Stated problem: In the data below, find the line with "What does this" and output it along with every later line, exactly, but not the pictures.

Material for the task:
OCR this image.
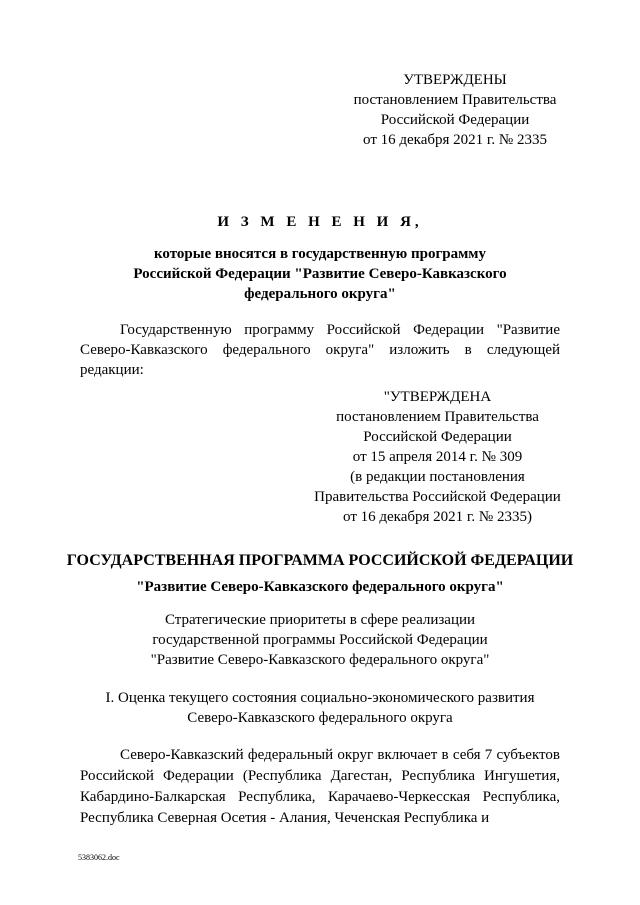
УТВЕРЖДЕНЫ
постановлением Правительства
Российской Федерации
от 16 декабря 2021 г. № 2335
И З М Е Н Е Н И Я,
которые вносятся в государственную программу
Российской Федерации "Развитие Северо-Кавказского
федерального округа"
Государственную программу Российской Федерации "Развитие Северо-Кавказского федерального округа" изложить в следующей редакции:
"УТВЕРЖДЕНА
постановлением Правительства
Российской Федерации
от 15 апреля 2014 г. № 309
(в редакции постановления
Правительства Российской Федерации
от 16 декабря 2021 г. № 2335)
ГОСУДАРСТВЕННАЯ ПРОГРАММА РОССИЙСКОЙ ФЕДЕРАЦИИ
"Развитие Северо-Кавказского федерального округа"
Стратегические приоритеты в сфере реализации
государственной программы Российской Федерации
"Развитие Северо-Кавказского федерального округа"
I. Оценка текущего состояния социально-экономического развития
Северо-Кавказского федерального округа
Северо-Кавказский федеральный округ включает в себя 7 субъектов Российской Федерации (Республика Дагестан, Республика Ингушетия, Кабардино-Балкарская Республика, Карачаево-Черкесская Республика, Республика Северная Осетия - Алания, Чеченская Республика и
5383062.doc
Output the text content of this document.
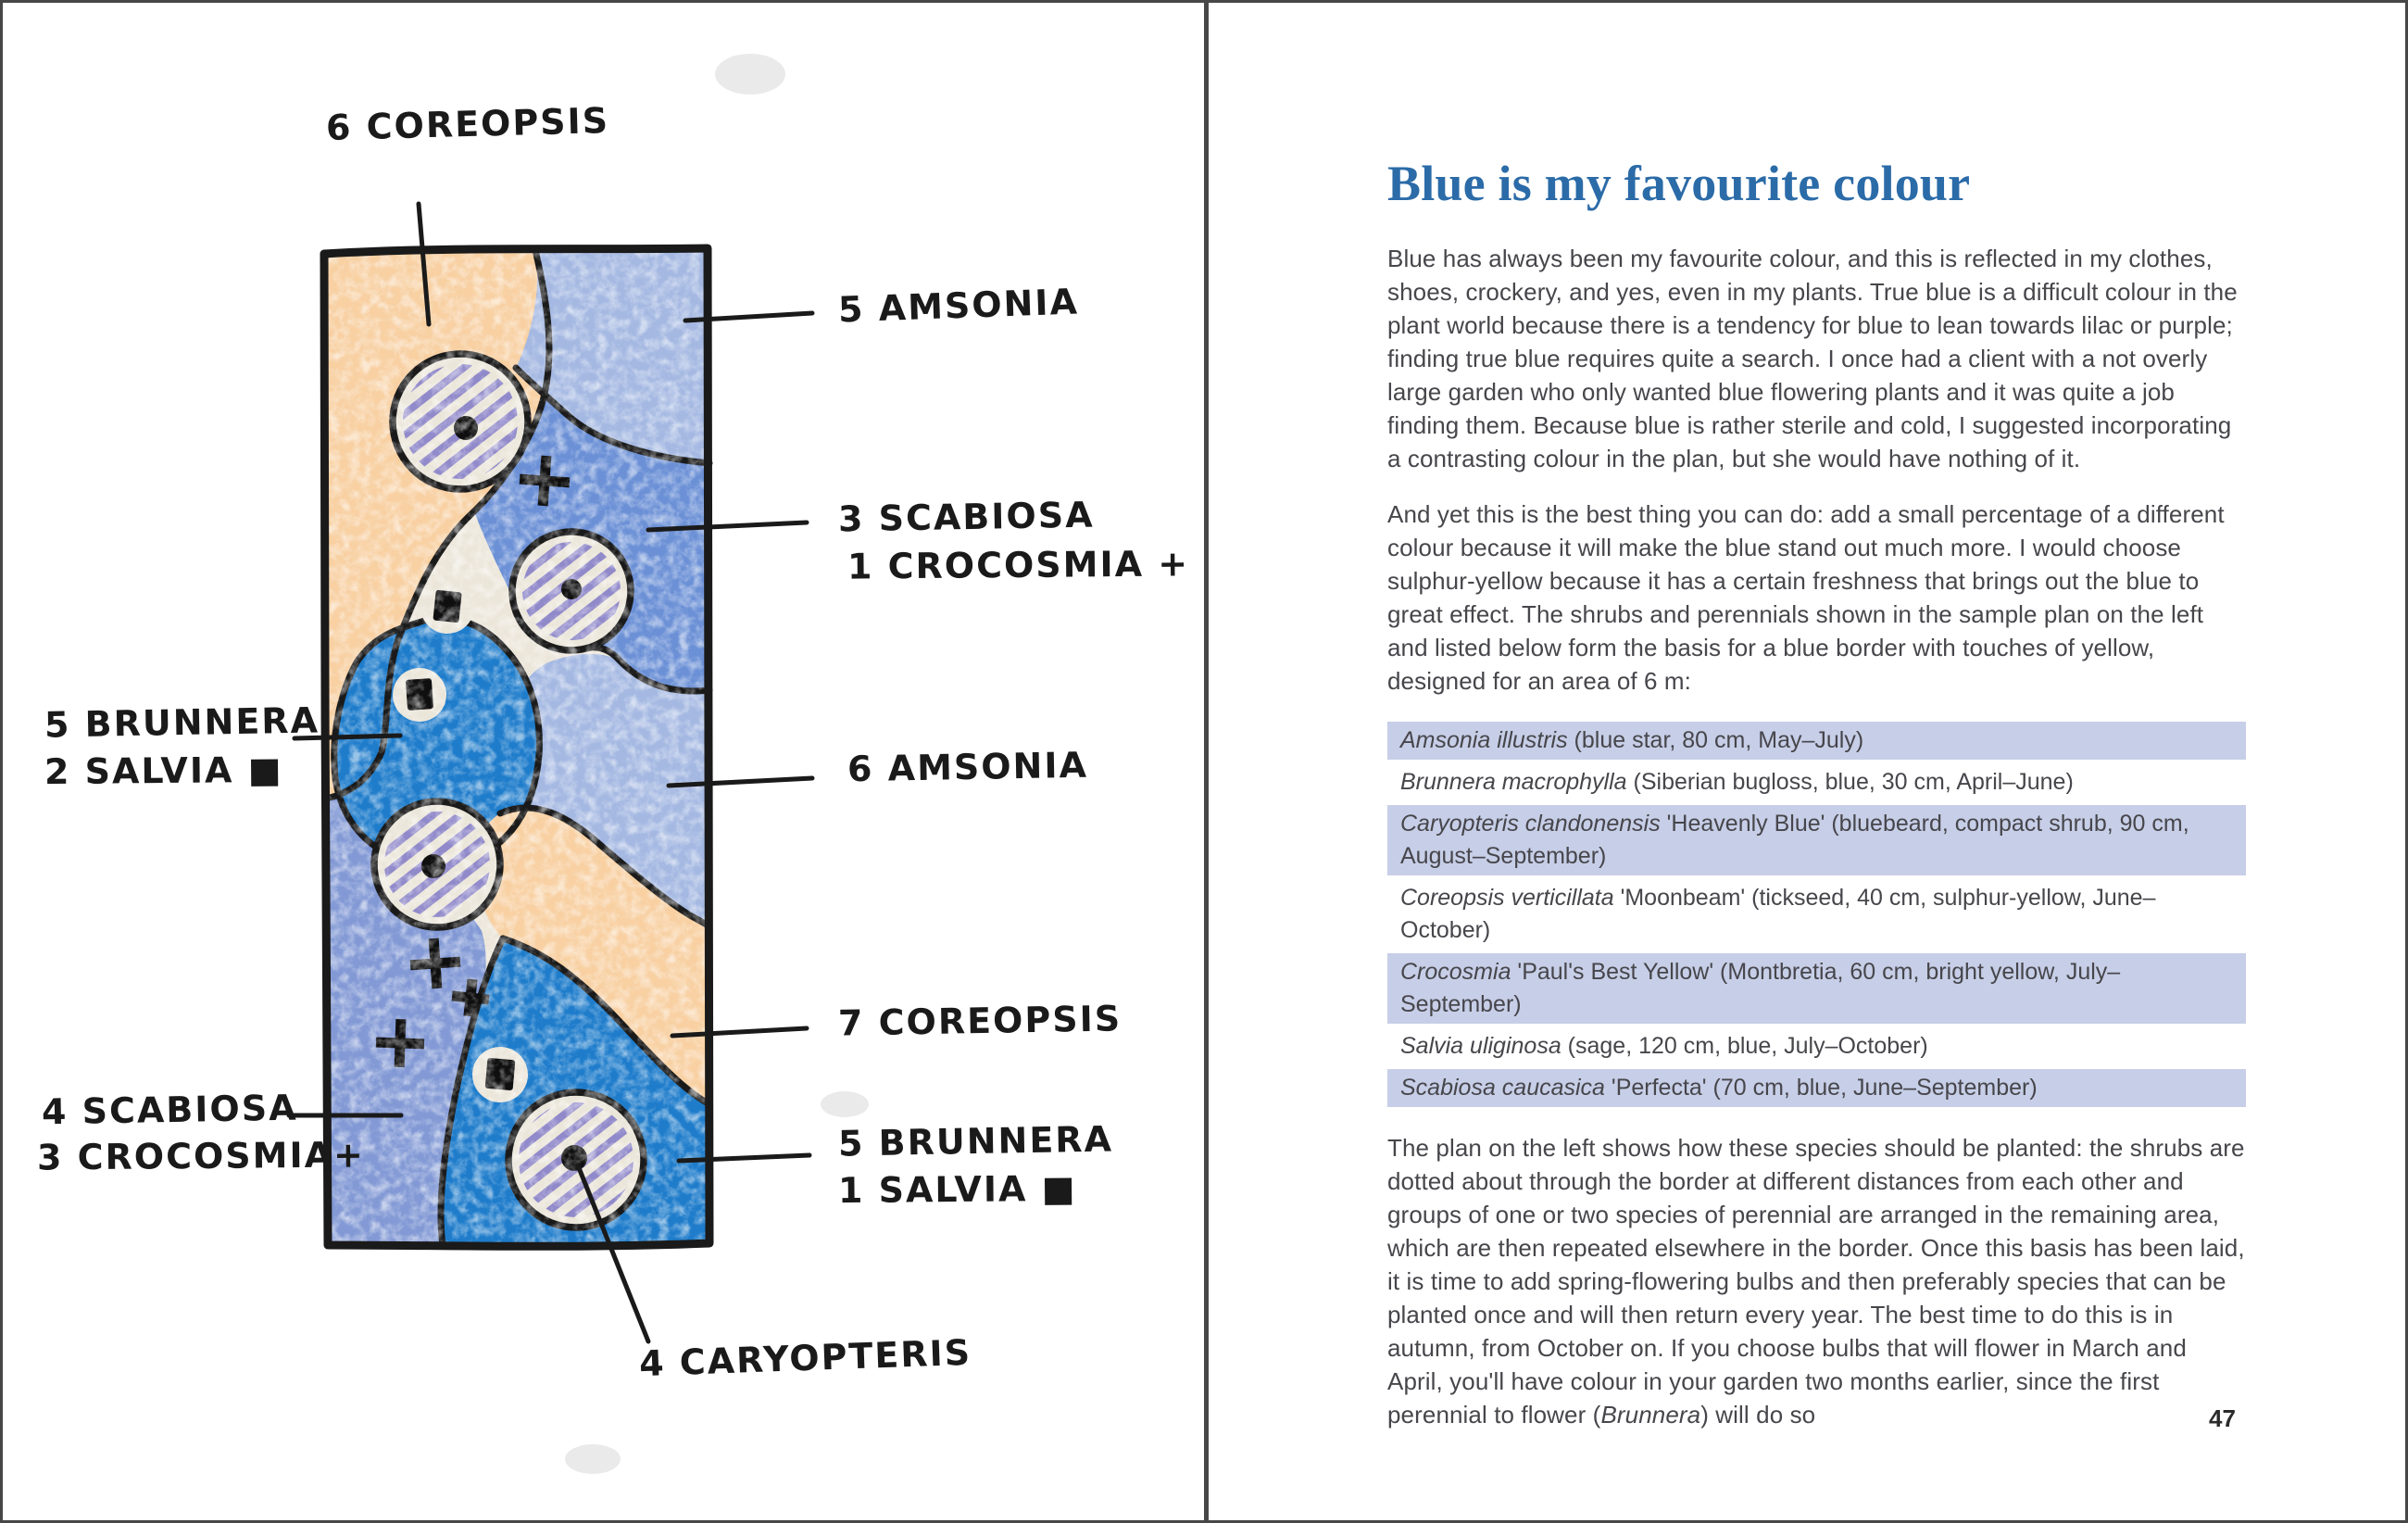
6 COREOPSIS
5 AMSONIA
3 SCABIOSA
1 CROCOSMIA +
5 BRUNNERA
2 SALVIA ■	6 AMSONIA
7 COREOPSIS
5 BRUNNERA
1 SALVIA ■
4 SCABIOSA
3 CROCOSMIA+
4 CARYOPTERIS
Blue is my favourite colour

Blue has always been my favourite colour, and this is reflected in my clothes, shoes, crockery, and yes, even in my plants. True blue is a difficult colour in the plant world because there is a tendency for blue to lean towards lilac or purple; finding true blue requires quite a search. I once had a client with a not overly large garden who only wanted blue flowering plants and it was quite a job finding them. Because blue is rather sterile and cold, I suggested incorporating a contrasting colour in the plan, but she would have nothing of it.

And yet this is the best thing you can do: add a small percentage of a different colour because it will make the blue stand out much more. I would choose sulphur-yellow because it has a certain freshness that brings out the blue to great effect. The shrubs and perennials shown in the sample plan on the left and listed below form the basis for a blue border with touches of yellow, designed for an area of 6 m:

Amsonia illustris (blue star, 80 cm, May–July)
Brunnera macrophylla (Siberian bugloss, blue, 30 cm, April–June)
Caryopteris clandonensis 'Heavenly Blue' (bluebeard, compact shrub, 90 cm, August–September)
Coreopsis verticillata 'Moonbeam' (tickseed, 40 cm, sulphur-yellow, June–October)
Crocosmia 'Paul's Best Yellow' (Montbretia, 60 cm, bright yellow, July–September)
Salvia uliginosa (sage, 120 cm, blue, July–October)
Scabiosa caucasica 'Perfecta' (70 cm, blue, June–September)

The plan on the left shows how these species should be planted: the shrubs are dotted about through the border at different distances from each other and groups of one or two species of perennial are arranged in the remaining area, which are then repeated elsewhere in the border. Once this basis has been laid, it is time to add spring-flowering bulbs and then preferably species that can be planted once and will then return every year. The best time to do this is in autumn, from October on. If you choose bulbs that will flower in March and April, you'll have colour in your garden two months earlier, since the first perennial to flower (Brunnera) will do so	47
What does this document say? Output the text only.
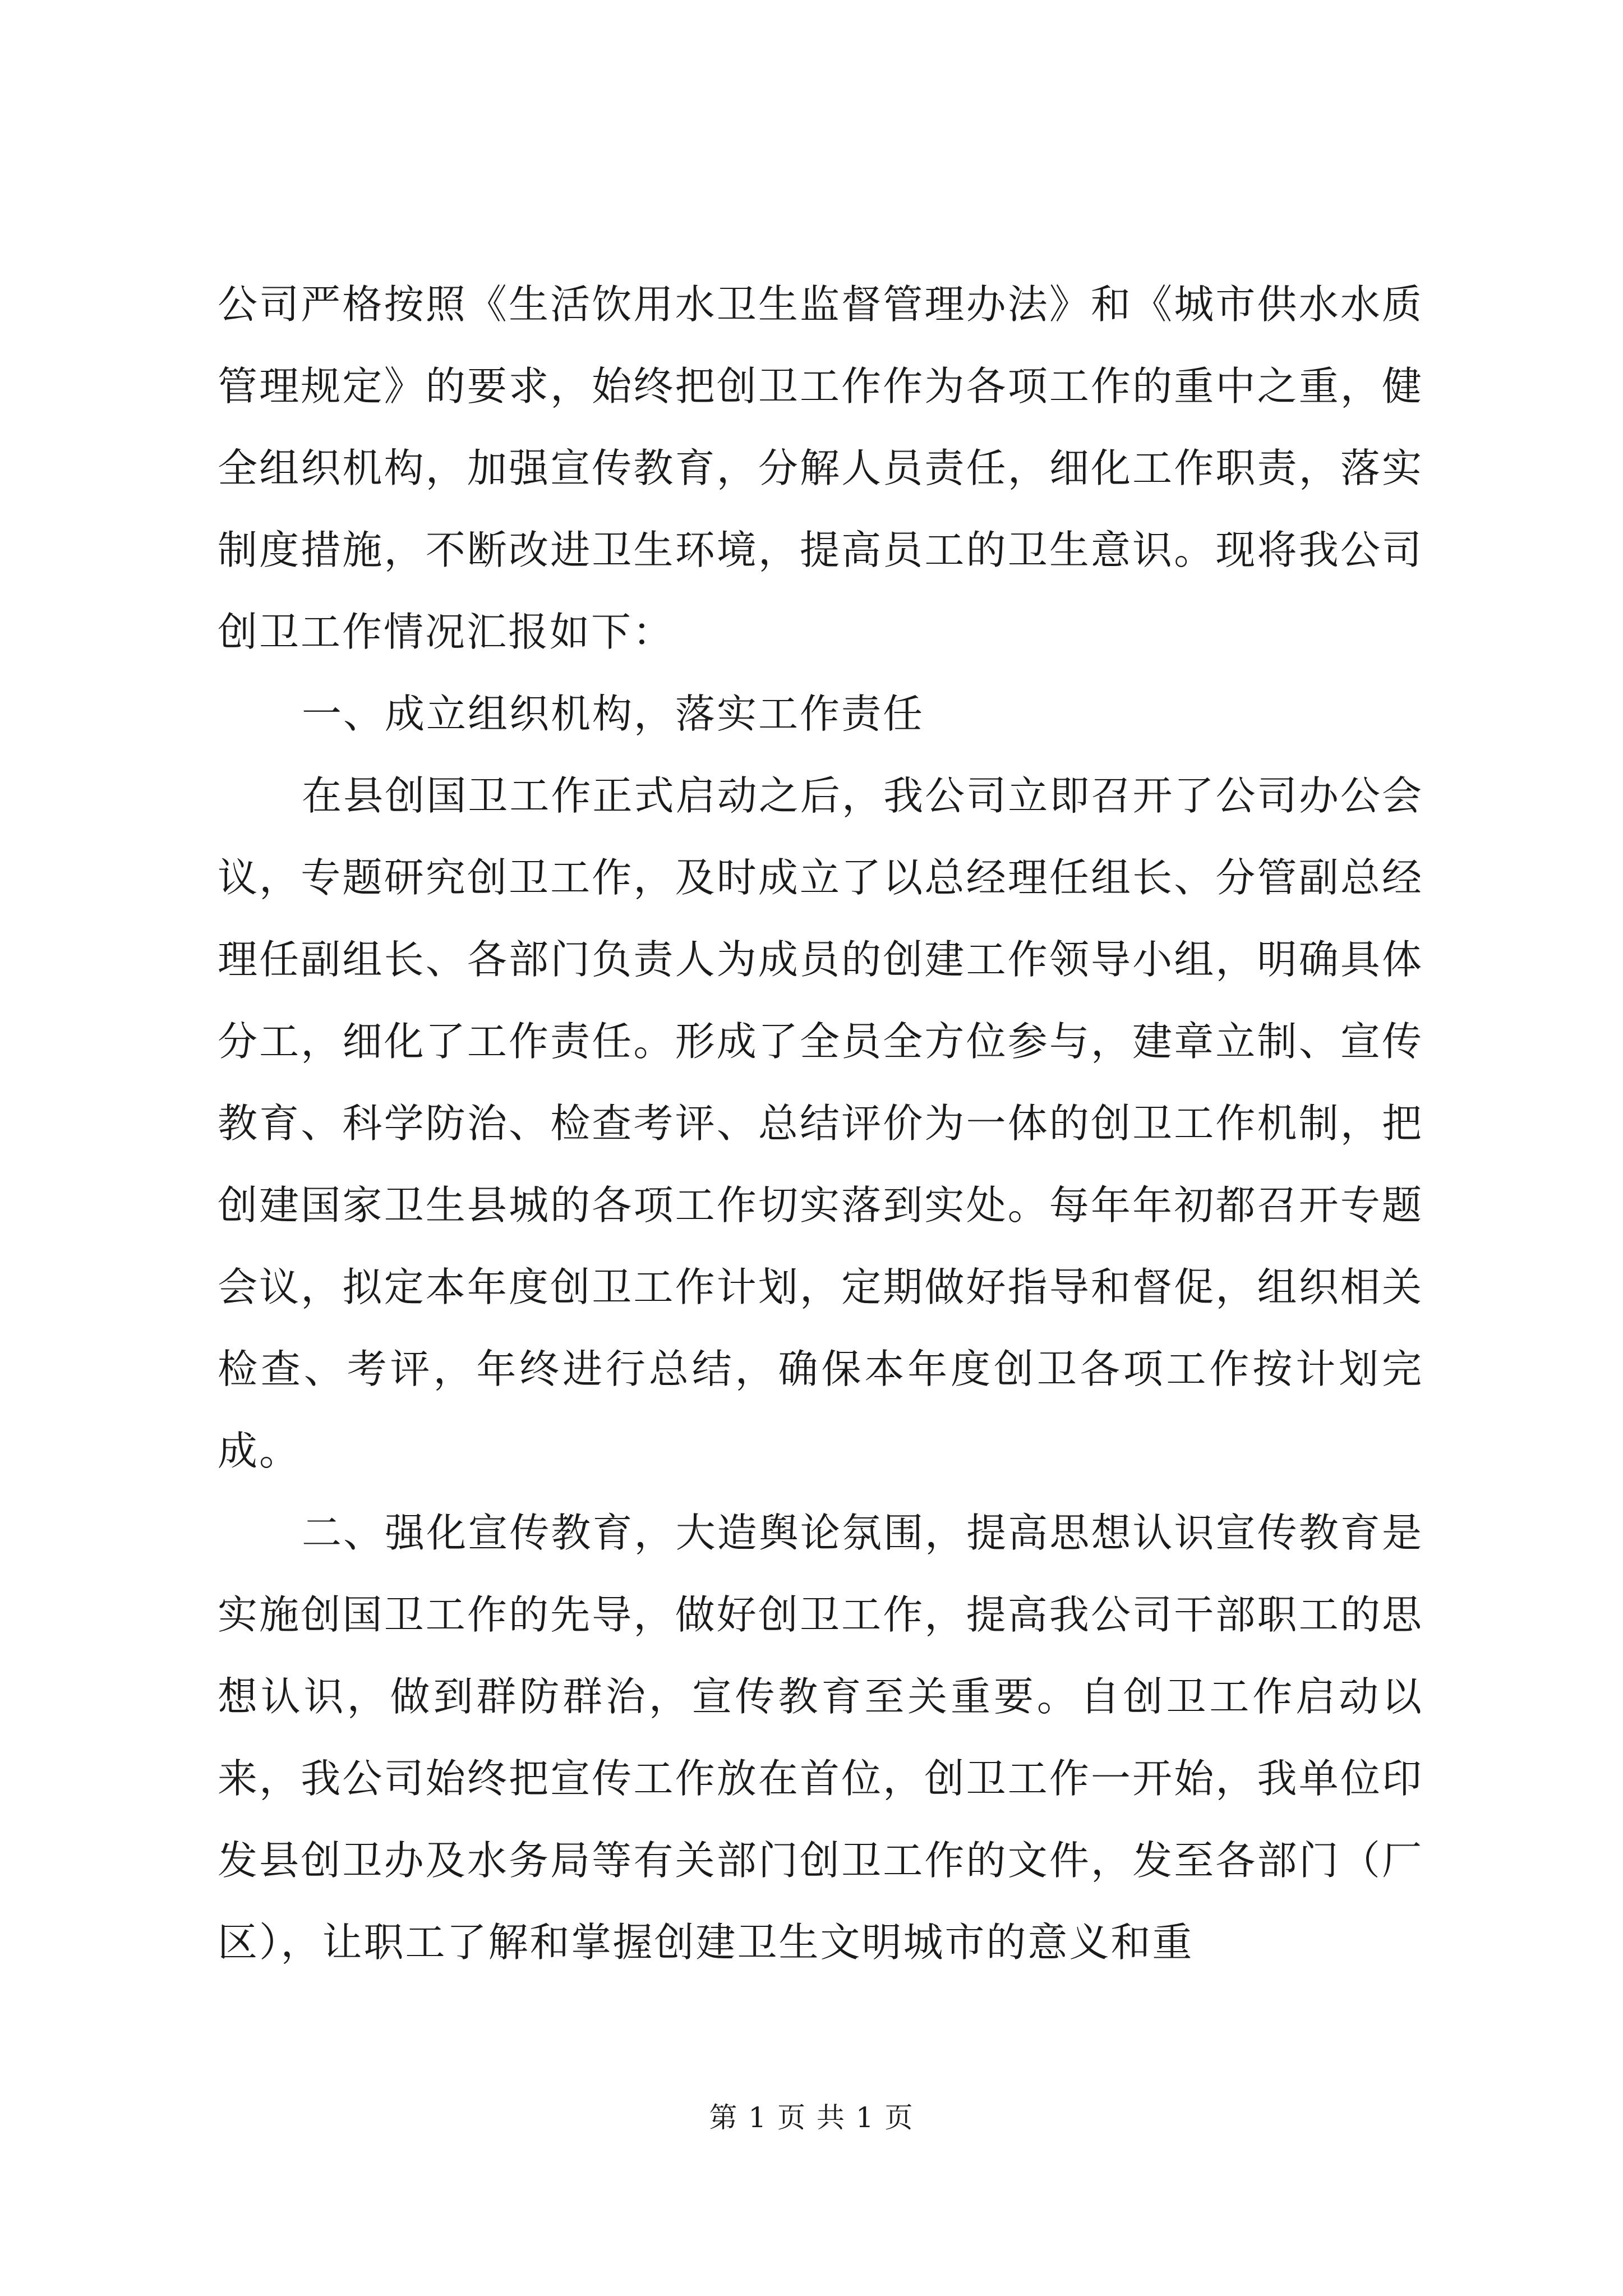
公司严格按照《生活饮用水卫生监督管理办法》和《城市供水水质管理规定》的要求，始终把创卫工作作为各项工作的重中之重，健全组织机构，加强宣传教育，分解人员责任，细化工作职责，落实制度措施，不断改进卫生环境，提高员工的卫生意识。现将我公司创卫工作情况汇报如下：

一、成立组织机构，落实工作责任

在县创国卫工作正式启动之后，我公司立即召开了公司办公会议，专题研究创卫工作，及时成立了以总经理任组长、分管副总经理任副组长、各部门负责人为成员的创建工作领导小组，明确具体分工，细化了工作责任。形成了全员全方位参与，建章立制、宣传教育、科学防治、检查考评、总结评价为一体的创卫工作机制，把创建国家卫生县城的各项工作切实落到实处。每年年初都召开专题会议，拟定本年度创卫工作计划，定期做好指导和督促，组织相关检查、考评，年终进行总结，确保本年度创卫各项工作按计划完成。

二、强化宣传教育，大造舆论氛围，提高思想认识宣传教育是实施创国卫工作的先导，做好创卫工作，提高我公司干部职工的思想认识，做到群防群治，宣传教育至关重要。自创卫工作启动以来，我公司始终把宣传工作放在首位，创卫工作一开始，我单位印发县创卫办及水务局等有关部门创卫工作的文件，发至各部门（厂区），让职工了解和掌握创建卫生文明城市的意义和重

第 1 页 共 1 页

Expected output:
What does this document say? Output the text only.
公司严格按照《生活饮用水卫生监督管理办法》和《城市供水水质管理规定》的要求，始终把创卫工作作为各项工作的重中之重，健全组织机构，加强宣传教育，分解人员责任，细化工作职责，落实制度措施，不断改进卫生环境，提高员工的卫生意识。现将我公司创卫工作情况汇报如下：

一、成立组织机构，落实工作责任

在县创国卫工作正式启动之后，我公司立即召开了公司办公会议，专题研究创卫工作，及时成立了以总经理任组长、分管副总经理任副组长、各部门负责人为成员的创建工作领导小组，明确具体分工，细化了工作责任。形成了全员全方位参与，建章立制、宣传教育、科学防治、检查考评、总结评价为一体的创卫工作机制，把创建国家卫生县城的各项工作切实落到实处。每年年初都召开专题会议，拟定本年度创卫工作计划，定期做好指导和督促，组织相关检查、考评，年终进行总结，确保本年度创卫各项工作按计划完成。

二、强化宣传教育，大造舆论氛围，提高思想认识宣传教育是实施创国卫工作的先导，做好创卫工作，提高我公司干部职工的思想认识，做到群防群治，宣传教育至关重要。自创卫工作启动以来，我公司始终把宣传工作放在首位，创卫工作一开始，我单位印发县创卫办及水务局等有关部门创卫工作的文件，发至各部门（厂区），让职工了解和掌握创建卫生文明城市的意义和重

第 1 页 共 1 页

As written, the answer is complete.